### EXERCISE
From the entries that follow, pick out all lines holding "eſſe".

### INPUT ROWS
··········

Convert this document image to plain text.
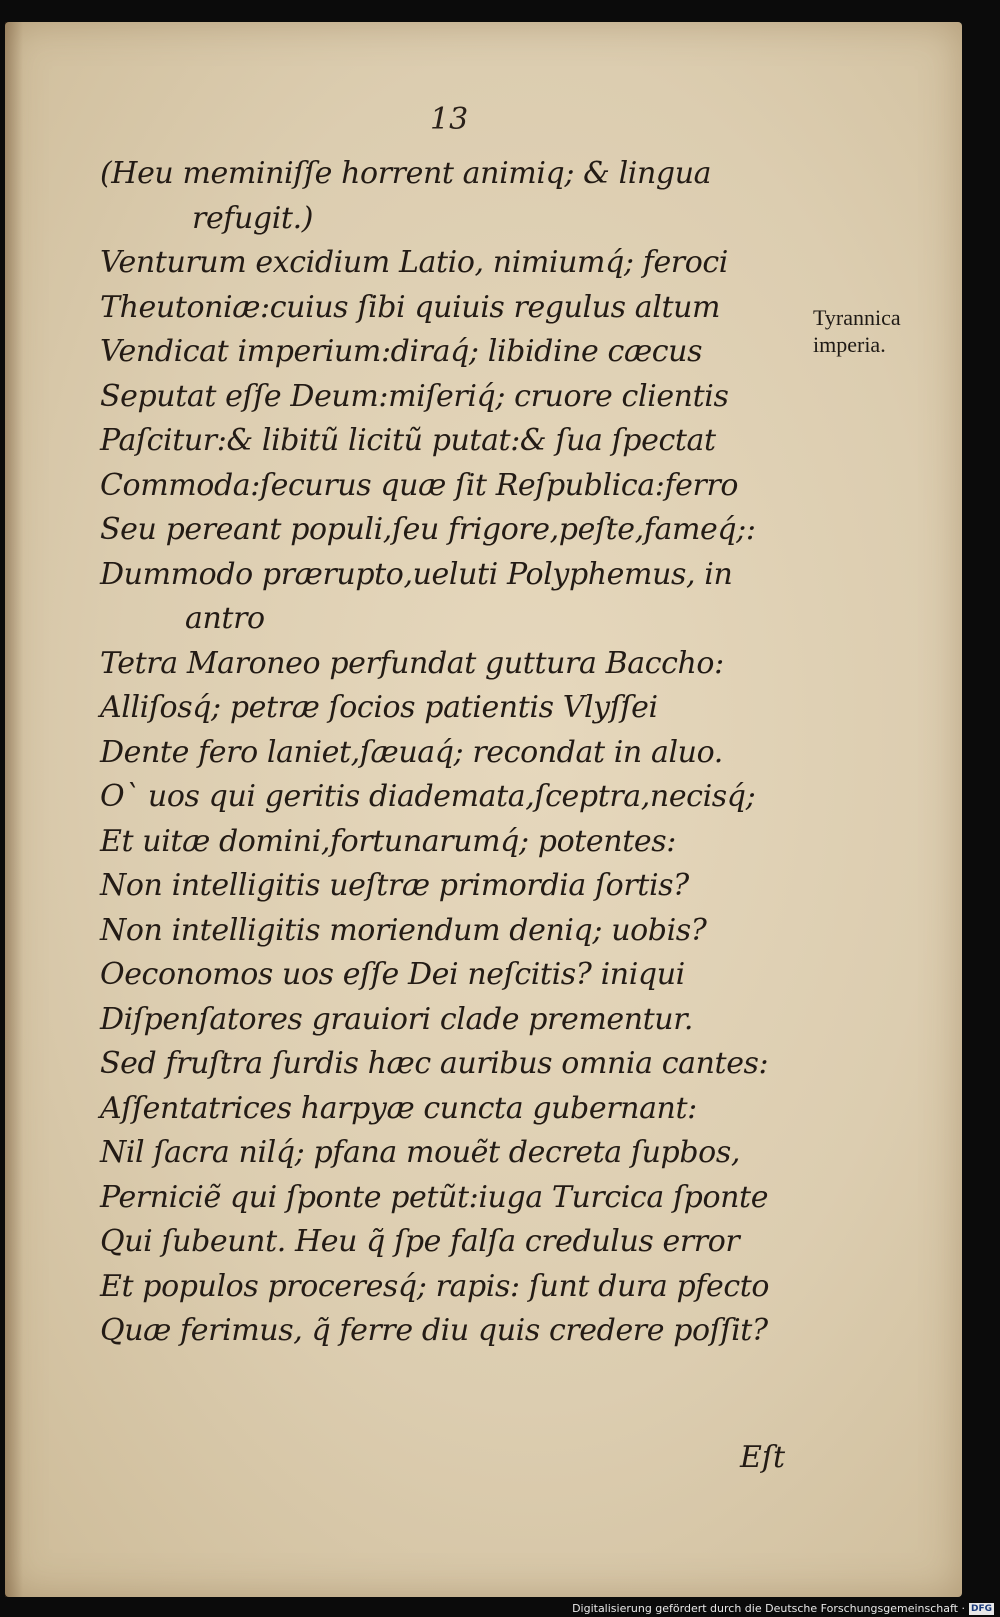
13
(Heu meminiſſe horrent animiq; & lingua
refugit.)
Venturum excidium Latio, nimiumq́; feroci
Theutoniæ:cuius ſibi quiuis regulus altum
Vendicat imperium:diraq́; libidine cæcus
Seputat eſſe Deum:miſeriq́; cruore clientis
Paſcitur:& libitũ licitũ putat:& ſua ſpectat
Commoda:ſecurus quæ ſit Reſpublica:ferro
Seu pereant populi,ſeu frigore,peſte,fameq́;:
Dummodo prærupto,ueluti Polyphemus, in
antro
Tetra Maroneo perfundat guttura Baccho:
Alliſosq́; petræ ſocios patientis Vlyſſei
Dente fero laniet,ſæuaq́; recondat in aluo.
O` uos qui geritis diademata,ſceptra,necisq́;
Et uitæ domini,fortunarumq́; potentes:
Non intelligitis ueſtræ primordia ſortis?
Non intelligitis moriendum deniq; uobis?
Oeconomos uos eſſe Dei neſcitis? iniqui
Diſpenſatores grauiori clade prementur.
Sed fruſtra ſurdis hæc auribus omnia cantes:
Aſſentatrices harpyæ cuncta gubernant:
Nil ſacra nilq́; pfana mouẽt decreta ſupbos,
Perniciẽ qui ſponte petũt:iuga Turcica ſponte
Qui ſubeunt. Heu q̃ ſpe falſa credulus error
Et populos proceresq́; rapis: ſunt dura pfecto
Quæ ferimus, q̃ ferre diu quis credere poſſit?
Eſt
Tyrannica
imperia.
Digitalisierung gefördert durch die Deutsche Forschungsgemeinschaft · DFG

··········

### OUTPUT OF THE TASK
Seputat eſſe Deum:miſeriq́; cruore clientis
Oeconomos uos eſſe Dei neſcitis? iniqui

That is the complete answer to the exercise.